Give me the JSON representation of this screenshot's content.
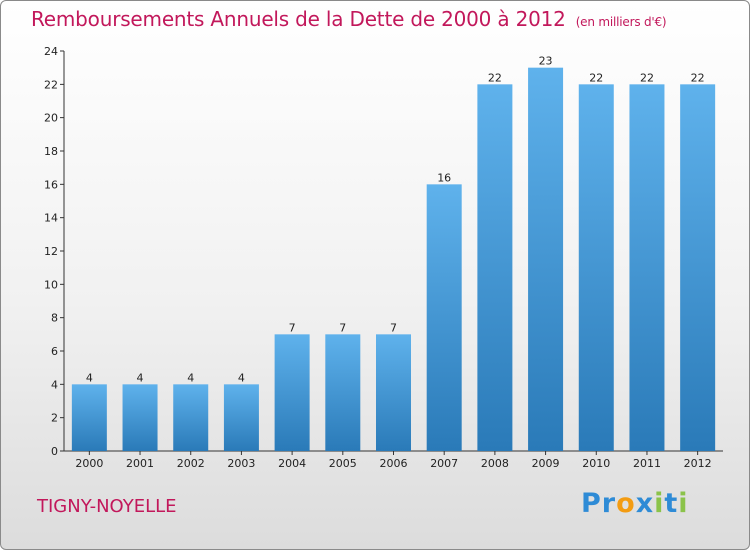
{
  "title": "Remboursements Annuels de la Dette de 2000 à 2012",
  "subtitle": "(en milliers d'€)",
  "commune": "TIGNY-NOYELLE",
  "logo": {
    "text": "Proxiti",
    "letters": [
      "P",
      "r",
      "o",
      "x",
      "i",
      "t",
      "i"
    ],
    "colors": [
      "#2e8bd6",
      "#2e8bd6",
      "#f39c12",
      "#2e8bd6",
      "#8bc34a",
      "#2e8bd6",
      "#8bc34a"
    ]
  },
  "colors": {
    "bar_top": "#5fb2ec",
    "bar_bottom": "#2a7ab8",
    "title": "#c2185b"
  },
  "chart_data": {
    "type": "bar",
    "categories": [
      "2000",
      "2001",
      "2002",
      "2003",
      "2004",
      "2005",
      "2006",
      "2007",
      "2008",
      "2009",
      "2010",
      "2011",
      "2012"
    ],
    "values": [
      4,
      4,
      4,
      4,
      7,
      7,
      7,
      16,
      22,
      23,
      22,
      22,
      22
    ],
    "title": "Remboursements Annuels de la Dette de 2000 à 2012",
    "xlabel": "",
    "ylabel": "",
    "ylim": [
      0,
      24
    ],
    "yticks": [
      0,
      2,
      4,
      6,
      8,
      10,
      12,
      14,
      16,
      18,
      20,
      22,
      24
    ],
    "grid": false,
    "legend": "none"
  }
}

WHAT NEEDS TO BE DONE: Pictures are not part of the copy; reproduce everything else in the records exactly.

THE RESPONSE:
Give me the JSON representation of this screenshot's content.
{
  "title": "Remboursements Annuels de la Dette de 2000 à 2012",
  "subtitle": "(en milliers d'€)",
  "commune": "TIGNY-NOYELLE",
  "logo": {
    "text": "Proxiti",
    "letters": [
      "P",
      "r",
      "o",
      "x",
      "i",
      "t",
      "i"
    ],
    "colors": [
      "#2e8bd6",
      "#2e8bd6",
      "#f39c12",
      "#2e8bd6",
      "#8bc34a",
      "#2e8bd6",
      "#8bc34a"
    ]
  },
  "colors": {
    "bar_top": "#5fb2ec",
    "bar_bottom": "#2a7ab8",
    "title": "#c2185b"
  },
  "chart_data": {
    "type": "bar",
    "categories": [
      "2000",
      "2001",
      "2002",
      "2003",
      "2004",
      "2005",
      "2006",
      "2007",
      "2008",
      "2009",
      "2010",
      "2011",
      "2012"
    ],
    "values": [
      4,
      4,
      4,
      4,
      7,
      7,
      7,
      16,
      22,
      23,
      22,
      22,
      22
    ],
    "title": "Remboursements Annuels de la Dette de 2000 à 2012",
    "xlabel": "",
    "ylabel": "",
    "ylim": [
      0,
      24
    ],
    "yticks": [
      0,
      2,
      4,
      6,
      8,
      10,
      12,
      14,
      16,
      18,
      20,
      22,
      24
    ],
    "grid": false,
    "legend": "none"
  }
}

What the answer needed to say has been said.